The request
Take the material and output all of it exactly.

Recorded data
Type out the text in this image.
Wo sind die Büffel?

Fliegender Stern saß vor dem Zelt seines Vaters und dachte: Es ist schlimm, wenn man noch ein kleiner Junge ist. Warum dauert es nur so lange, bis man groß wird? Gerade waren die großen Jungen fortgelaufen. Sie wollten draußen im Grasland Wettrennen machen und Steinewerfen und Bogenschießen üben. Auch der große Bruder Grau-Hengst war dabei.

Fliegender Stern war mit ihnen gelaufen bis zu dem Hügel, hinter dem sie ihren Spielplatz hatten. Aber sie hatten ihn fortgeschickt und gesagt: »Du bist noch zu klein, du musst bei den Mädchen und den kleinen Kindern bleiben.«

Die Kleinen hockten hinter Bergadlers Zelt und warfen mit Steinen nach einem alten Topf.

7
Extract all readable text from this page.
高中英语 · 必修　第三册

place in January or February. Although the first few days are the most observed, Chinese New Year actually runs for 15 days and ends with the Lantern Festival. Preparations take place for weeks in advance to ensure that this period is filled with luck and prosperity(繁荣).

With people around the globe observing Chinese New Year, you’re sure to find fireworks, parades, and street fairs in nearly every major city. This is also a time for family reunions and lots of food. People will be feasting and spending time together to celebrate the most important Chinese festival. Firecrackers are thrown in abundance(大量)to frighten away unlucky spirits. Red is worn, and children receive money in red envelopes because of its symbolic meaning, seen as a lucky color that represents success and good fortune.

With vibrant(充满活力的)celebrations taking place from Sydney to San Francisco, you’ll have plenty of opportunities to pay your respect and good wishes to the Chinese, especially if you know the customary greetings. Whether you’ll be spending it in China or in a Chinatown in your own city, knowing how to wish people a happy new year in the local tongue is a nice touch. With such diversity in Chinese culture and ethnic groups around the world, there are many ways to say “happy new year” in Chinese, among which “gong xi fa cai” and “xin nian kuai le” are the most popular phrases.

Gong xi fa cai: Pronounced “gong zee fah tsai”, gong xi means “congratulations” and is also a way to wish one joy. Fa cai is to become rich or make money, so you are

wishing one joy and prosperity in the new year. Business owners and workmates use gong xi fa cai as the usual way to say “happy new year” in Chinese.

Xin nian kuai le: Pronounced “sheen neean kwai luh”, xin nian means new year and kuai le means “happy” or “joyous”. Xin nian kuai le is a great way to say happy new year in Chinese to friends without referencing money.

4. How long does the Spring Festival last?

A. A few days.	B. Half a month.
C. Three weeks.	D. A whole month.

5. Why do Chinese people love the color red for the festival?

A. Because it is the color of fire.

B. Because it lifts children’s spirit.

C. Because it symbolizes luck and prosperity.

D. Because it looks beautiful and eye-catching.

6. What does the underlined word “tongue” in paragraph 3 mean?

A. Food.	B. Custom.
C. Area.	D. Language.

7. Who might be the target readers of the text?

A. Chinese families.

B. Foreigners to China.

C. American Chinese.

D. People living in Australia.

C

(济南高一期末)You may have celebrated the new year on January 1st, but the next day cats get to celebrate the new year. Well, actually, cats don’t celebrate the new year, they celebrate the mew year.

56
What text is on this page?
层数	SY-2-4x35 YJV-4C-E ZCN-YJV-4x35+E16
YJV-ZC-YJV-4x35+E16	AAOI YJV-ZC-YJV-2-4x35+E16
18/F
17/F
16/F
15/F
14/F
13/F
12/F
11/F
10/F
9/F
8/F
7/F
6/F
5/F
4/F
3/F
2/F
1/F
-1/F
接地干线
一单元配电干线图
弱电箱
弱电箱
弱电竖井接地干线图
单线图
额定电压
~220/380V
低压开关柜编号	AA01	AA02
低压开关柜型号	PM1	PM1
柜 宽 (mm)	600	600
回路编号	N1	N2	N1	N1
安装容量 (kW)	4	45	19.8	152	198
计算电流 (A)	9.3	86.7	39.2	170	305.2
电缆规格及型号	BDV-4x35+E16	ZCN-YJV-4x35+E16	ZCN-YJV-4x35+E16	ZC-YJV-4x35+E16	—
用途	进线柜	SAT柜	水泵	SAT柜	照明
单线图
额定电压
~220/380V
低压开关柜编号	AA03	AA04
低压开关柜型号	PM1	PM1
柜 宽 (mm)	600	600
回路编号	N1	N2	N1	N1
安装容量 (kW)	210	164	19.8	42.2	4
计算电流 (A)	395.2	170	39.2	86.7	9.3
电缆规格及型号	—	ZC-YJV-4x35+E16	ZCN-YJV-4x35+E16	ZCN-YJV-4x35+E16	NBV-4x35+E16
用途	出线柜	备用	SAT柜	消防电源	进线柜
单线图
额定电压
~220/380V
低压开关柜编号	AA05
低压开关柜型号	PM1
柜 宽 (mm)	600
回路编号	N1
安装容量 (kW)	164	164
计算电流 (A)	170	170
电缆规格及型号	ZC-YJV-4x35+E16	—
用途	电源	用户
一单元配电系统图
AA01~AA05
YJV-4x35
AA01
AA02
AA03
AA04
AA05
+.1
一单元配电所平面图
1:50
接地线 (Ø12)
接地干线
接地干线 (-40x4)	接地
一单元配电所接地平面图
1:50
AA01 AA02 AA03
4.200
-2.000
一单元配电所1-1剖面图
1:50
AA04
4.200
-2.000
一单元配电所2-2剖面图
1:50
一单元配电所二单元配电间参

Solution to the exercise
Type out the text in this image.
Wo sind die Büffel?

Fliegender Stern saß vor dem Zelt seines Vaters und dachte: Es ist schlimm, wenn man noch ein kleiner Junge ist. Warum dauert es nur so lange, bis man groß wird? Gerade waren die großen Jungen fortgelaufen. Sie wollten draußen im Grasland Wettrennen machen und Steinewerfen und Bogenschießen üben. Auch der große Bruder Grau-Hengst war dabei.

Fliegender Stern war mit ihnen gelaufen bis zu dem Hügel, hinter dem sie ihren Spielplatz hatten. Aber sie hatten ihn fortgeschickt und gesagt: »Du bist noch zu klein, du musst bei den Mädchen und den kleinen Kindern bleiben.«

Die Kleinen hockten hinter Bergadlers Zelt und warfen mit Steinen nach einem alten Topf.

7
Extract all readable text from this page.
高中英语 · 必修　第三册

place in January or February. Although the first few days are the most observed, Chinese New Year actually runs for 15 days and ends with the Lantern Festival. Preparations take place for weeks in advance to ensure that this period is filled with luck and prosperity(繁荣).

With people around the globe observing Chinese New Year, you’re sure to find fireworks, parades, and street fairs in nearly every major city. This is also a time for family reunions and lots of food. People will be feasting and spending time together to celebrate the most important Chinese festival. Firecrackers are thrown in abundance(大量)to frighten away unlucky spirits. Red is worn, and children receive money in red envelopes because of its symbolic meaning, seen as a lucky color that represents success and good fortune.

With vibrant(充满活力的)celebrations taking place from Sydney to San Francisco, you’ll have plenty of opportunities to pay your respect and good wishes to the Chinese, especially if you know the customary greetings. Whether you’ll be spending it in China or in a Chinatown in your own city, knowing how to wish people a happy new year in the local tongue is a nice touch. With such diversity in Chinese culture and ethnic groups around the world, there are many ways to say “happy new year” in Chinese, among which “gong xi fa cai” and “xin nian kuai le” are the most popular phrases.

Gong xi fa cai: Pronounced “gong zee fah tsai”, gong xi means “congratulations” and is also a way to wish one joy. Fa cai is to become rich or make money, so you are

wishing one joy and prosperity in the new year. Business owners and workmates use gong xi fa cai as the usual way to say “happy new year” in Chinese.

Xin nian kuai le: Pronounced “sheen neean kwai luh”, xin nian means new year and kuai le means “happy” or “joyous”. Xin nian kuai le is a great way to say happy new year in Chinese to friends without referencing money.

4. How long does the Spring Festival last?

A. A few days.	B. Half a month.
C. Three weeks.	D. A whole month.

5. Why do Chinese people love the color red for the festival?

A. Because it is the color of fire.

B. Because it lifts children’s spirit.

C. Because it symbolizes luck and prosperity.

D. Because it looks beautiful and eye-catching.

6. What does the underlined word “tongue” in paragraph 3 mean?

A. Food.	B. Custom.
C. Area.	D. Language.

7. Who might be the target readers of the text?

A. Chinese families.

B. Foreigners to China.

C. American Chinese.

D. People living in Australia.

C

(济南高一期末)You may have celebrated the new year on January 1st, but the next day cats get to celebrate the new year. Well, actually, cats don’t celebrate the new year, they celebrate the mew year.

56
What text is on this page?
层数	SY-2-4x35 YJV-4C-E ZCN-YJV-4x35+E16
YJV-ZC-YJV-4x35+E16	AAOI YJV-ZC-YJV-2-4x35+E16
18/F
17/F
16/F
15/F
14/F
13/F
12/F
11/F
10/F
9/F
8/F
7/F
6/F
5/F
4/F
3/F
2/F
1/F
-1/F
接地干线
一单元配电干线图
弱电箱
弱电箱
弱电竖井接地干线图
单线图
额定电压
~220/380V
低压开关柜编号	AA01	AA02
低压开关柜型号	PM1	PM1
柜 宽 (mm)	600	600
回路编号	N1	N2	N1	N1
安装容量 (kW)	4	45	19.8	152	198
计算电流 (A)	9.3	86.7	39.2	170	305.2
电缆规格及型号	BDV-4x35+E16	ZCN-YJV-4x35+E16	ZCN-YJV-4x35+E16	ZC-YJV-4x35+E16	—
用途	进线柜	SAT柜	水泵	SAT柜	照明
单线图
额定电压
~220/380V
低压开关柜编号	AA03	AA04
低压开关柜型号	PM1	PM1
柜 宽 (mm)	600	600
回路编号	N1	N2	N1	N1
安装容量 (kW)	210	164	19.8	42.2	4
计算电流 (A)	395.2	170	39.2	86.7	9.3
电缆规格及型号	—	ZC-YJV-4x35+E16	ZCN-YJV-4x35+E16	ZCN-YJV-4x35+E16	NBV-4x35+E16
用途	出线柜	备用	SAT柜	消防电源	进线柜
单线图
额定电压
~220/380V
低压开关柜编号	AA05
低压开关柜型号	PM1
柜 宽 (mm)	600
回路编号	N1
安装容量 (kW)	164	164
计算电流 (A)	170	170
电缆规格及型号	ZC-YJV-4x35+E16	—
用途	电源	用户
一单元配电系统图
AA01~AA05
YJV-4x35
AA01
AA02
AA03
AA04
AA05
+.1
一单元配电所平面图
1:50
接地线 (Ø12)
接地干线
接地干线 (-40x4)	接地
一单元配电所接地平面图
1:50
AA01 AA02 AA03
4.200
-2.000
一单元配电所1-1剖面图
1:50
AA04
4.200
-2.000
一单元配电所2-2剖面图
1:50
一单元配电所二单元配电间参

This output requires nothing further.